Task description - Transcribe the records that follow, preserving every word.
BEGIN Record extracts
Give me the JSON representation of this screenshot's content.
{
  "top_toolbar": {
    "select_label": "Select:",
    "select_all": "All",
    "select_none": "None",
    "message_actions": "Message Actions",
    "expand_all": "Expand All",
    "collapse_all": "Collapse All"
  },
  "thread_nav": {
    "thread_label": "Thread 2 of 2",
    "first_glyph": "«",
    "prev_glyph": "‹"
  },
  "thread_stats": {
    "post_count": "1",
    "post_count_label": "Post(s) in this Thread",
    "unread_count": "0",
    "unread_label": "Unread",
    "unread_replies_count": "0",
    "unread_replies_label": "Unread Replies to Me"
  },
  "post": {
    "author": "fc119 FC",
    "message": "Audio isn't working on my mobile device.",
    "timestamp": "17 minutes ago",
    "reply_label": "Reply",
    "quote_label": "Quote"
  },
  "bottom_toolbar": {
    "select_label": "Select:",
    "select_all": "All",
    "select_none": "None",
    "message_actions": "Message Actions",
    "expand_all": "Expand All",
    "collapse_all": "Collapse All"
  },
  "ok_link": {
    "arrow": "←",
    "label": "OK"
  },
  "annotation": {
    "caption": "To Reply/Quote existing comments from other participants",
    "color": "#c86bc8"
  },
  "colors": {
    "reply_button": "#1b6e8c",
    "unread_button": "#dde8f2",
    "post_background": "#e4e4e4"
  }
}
END Record extracts
Written solution -
Give me the JSON representation of this screenshot's content.
{
  "top_toolbar": {
    "select_label": "Select:",
    "select_all": "All",
    "select_none": "None",
    "message_actions": "Message Actions",
    "expand_all": "Expand All",
    "collapse_all": "Collapse All"
  },
  "thread_nav": {
    "thread_label": "Thread 2 of 2",
    "first_glyph": "«",
    "prev_glyph": "‹"
  },
  "thread_stats": {
    "post_count": "1",
    "post_count_label": "Post(s) in this Thread",
    "unread_count": "0",
    "unread_label": "Unread",
    "unread_replies_count": "0",
    "unread_replies_label": "Unread Replies to Me"
  },
  "post": {
    "author": "fc119 FC",
    "message": "Audio isn't working on my mobile device.",
    "timestamp": "17 minutes ago",
    "reply_label": "Reply",
    "quote_label": "Quote"
  },
  "bottom_toolbar": {
    "select_label": "Select:",
    "select_all": "All",
    "select_none": "None",
    "message_actions": "Message Actions",
    "expand_all": "Expand All",
    "collapse_all": "Collapse All"
  },
  "ok_link": {
    "arrow": "←",
    "label": "OK"
  },
  "annotation": {
    "caption": "To Reply/Quote existing comments from other participants",
    "color": "#c86bc8"
  },
  "colors": {
    "reply_button": "#1b6e8c",
    "unread_button": "#dde8f2",
    "post_background": "#e4e4e4"
  }
}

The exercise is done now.